Text shown>
Grünbein's landscapes are forbidding, empty, and confining; places stained or haunted by traces of the dead; cages or coffins one isn't sure one wants to leave, or can. Written inside and outside the Berlin Wall, his poems move from the restrictions of a repressive state to the vast endless, pointless entertainments of capitalism. Though Hofmann and Grünbein share an affection for Joseph Brodsky, it is perhaps Gottfried Benn one hears most. If Grünbein lacks Benn's callousness--the doctor pulling gold teeth from corpses to finance his whoring--there is the sense that humanity's best days are over. Like Benn, Grünbein finds nothing transcendental in the world's depravities, but he forces himself to see them. In the sequence "Portrait of the Artist as a Young Border Dog," Grünbein writes,

Being a dog is this and that, taking instructions from garbage heaps,
A knuckle sandwich for dinner, mud orgasms.
Being a dog is whatever happens next, randomness
The mother of boredom and incomprehension.

The sequence "Variations on No Theme" finds the "skeptical, well read, irritated" Grünbein musing:

How many gestures are futile, and yet
Their inadequacy keeps them going.
To make menaces at a fly, to lower the head
In mute respect before the departed,
To sweeten your time in solitary by waving
Or greeting, can be diverting
Or decent. It's all absurd anyway,
Against the slothful clouds.

Though absurd, Grünbein is still fascinated by grim things, even dismembered dogs by railroad tracks:

The longer you look, the more
His skin merges with the dirt, the pools
Of gravel in among the emerald grass.

And then the stain also of this life
Is fully laundered away. ("In the Provinces I")

Or at other natural cruelties, like the raptor flying off with all but the rabbit's foot, still twitching in the grass:

That was all that was left of a rabbit
Once the shadow of a wing crossed its path,
After its zigzag dash had been cut off by a claw, its panting
Breath by a well-aimed beak. How comfortless
This death must have been, helplessly splayed
On the wintry earth, the last convulsions. ("In the Provinces II")

Data excerpt>
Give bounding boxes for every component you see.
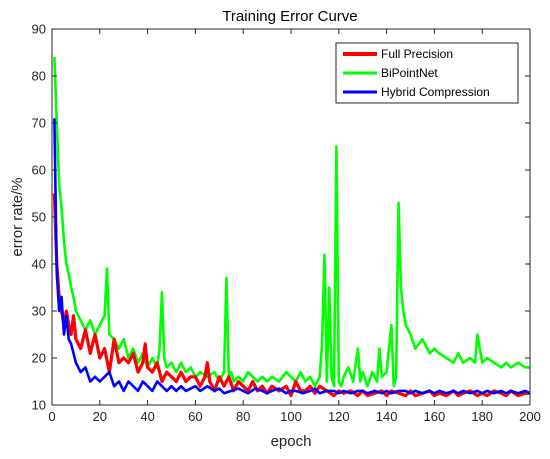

Exercises>
1 - Sum up the passage on Grünbein's poetry in two sentences.
2 - Please write out the part of the passage on Grünbein's poetry that opens with the words containing "To make menaces" and closes with "the slothful clouds.".

Solutions to each task>
1 - Grünbein's poems, written inside and outside the Berlin Wall, present forbidding, empty, and confining landscapes and move from the restrictions of a repressive state to the endless, pointless entertainments of capitalism. Gottfried Benn is perhaps the poet heard most in his work, and like Benn, Grünbein finds nothing transcendental in the world's depravities but forces himself to see them, including a dismembered dog by railroad tracks and the rabbit's foot a raptor leaves behind.

2 -
To make menaces at a fly, to lower the head
In mute respect before the departed,
To sweeten your time in solitary by waving
Or greeting, can be diverting
Or decent. It's all absurd anyway,
Against the slothful clouds.